**MATERIAL:**

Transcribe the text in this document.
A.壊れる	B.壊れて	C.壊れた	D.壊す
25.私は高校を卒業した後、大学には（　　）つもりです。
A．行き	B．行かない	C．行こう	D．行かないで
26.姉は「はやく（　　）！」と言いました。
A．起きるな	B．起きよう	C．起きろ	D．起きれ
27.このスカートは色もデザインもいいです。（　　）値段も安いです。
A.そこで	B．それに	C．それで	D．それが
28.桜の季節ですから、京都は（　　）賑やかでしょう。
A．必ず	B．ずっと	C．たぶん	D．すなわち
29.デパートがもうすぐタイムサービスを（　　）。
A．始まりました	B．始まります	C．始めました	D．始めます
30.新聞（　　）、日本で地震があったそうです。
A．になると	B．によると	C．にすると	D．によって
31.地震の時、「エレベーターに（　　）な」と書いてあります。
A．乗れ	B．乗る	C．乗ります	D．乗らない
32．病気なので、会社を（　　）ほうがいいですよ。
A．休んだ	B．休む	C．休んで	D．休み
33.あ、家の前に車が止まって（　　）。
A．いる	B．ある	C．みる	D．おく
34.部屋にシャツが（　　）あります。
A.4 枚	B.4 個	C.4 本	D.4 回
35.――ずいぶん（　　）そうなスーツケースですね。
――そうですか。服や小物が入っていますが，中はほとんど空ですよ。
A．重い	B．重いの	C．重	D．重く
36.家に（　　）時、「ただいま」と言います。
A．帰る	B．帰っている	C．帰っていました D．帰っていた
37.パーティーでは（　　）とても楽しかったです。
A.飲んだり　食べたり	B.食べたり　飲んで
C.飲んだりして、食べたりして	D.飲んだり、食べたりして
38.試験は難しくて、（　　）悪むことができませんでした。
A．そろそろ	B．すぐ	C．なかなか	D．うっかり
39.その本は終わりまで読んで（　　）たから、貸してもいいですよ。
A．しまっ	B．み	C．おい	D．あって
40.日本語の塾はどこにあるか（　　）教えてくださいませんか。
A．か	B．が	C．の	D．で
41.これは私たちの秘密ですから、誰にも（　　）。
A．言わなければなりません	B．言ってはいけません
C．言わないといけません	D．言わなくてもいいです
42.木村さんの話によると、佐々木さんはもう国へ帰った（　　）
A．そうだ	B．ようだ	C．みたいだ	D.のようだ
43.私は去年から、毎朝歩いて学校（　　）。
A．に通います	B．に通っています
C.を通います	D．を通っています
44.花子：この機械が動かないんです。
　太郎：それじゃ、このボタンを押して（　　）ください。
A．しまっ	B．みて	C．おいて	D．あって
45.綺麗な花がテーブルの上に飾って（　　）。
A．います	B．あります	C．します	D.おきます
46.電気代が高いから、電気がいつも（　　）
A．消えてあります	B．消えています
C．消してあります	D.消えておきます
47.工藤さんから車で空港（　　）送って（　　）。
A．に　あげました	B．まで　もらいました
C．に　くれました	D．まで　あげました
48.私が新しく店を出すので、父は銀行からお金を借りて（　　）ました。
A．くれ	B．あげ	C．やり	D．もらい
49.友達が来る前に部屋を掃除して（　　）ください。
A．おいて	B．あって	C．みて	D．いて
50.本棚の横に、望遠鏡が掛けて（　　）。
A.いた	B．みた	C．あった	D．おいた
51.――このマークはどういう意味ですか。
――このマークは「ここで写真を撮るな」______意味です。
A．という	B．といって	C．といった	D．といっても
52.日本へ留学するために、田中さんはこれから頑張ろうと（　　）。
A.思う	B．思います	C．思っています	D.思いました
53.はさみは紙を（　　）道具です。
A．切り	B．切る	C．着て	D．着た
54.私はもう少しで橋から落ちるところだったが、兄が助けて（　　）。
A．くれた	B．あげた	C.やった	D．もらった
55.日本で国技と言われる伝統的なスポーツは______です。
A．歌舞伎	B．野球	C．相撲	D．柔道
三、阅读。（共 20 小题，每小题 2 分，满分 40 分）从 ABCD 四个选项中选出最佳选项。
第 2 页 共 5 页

**THE EXERCISE:** Scan the listing above and copy all lines containing the word "あげました".

**RESPONSE TO THIS EXERCISE:**
A．に　あげました	B．まで　もらいました
C．に　くれました	D．まで　あげました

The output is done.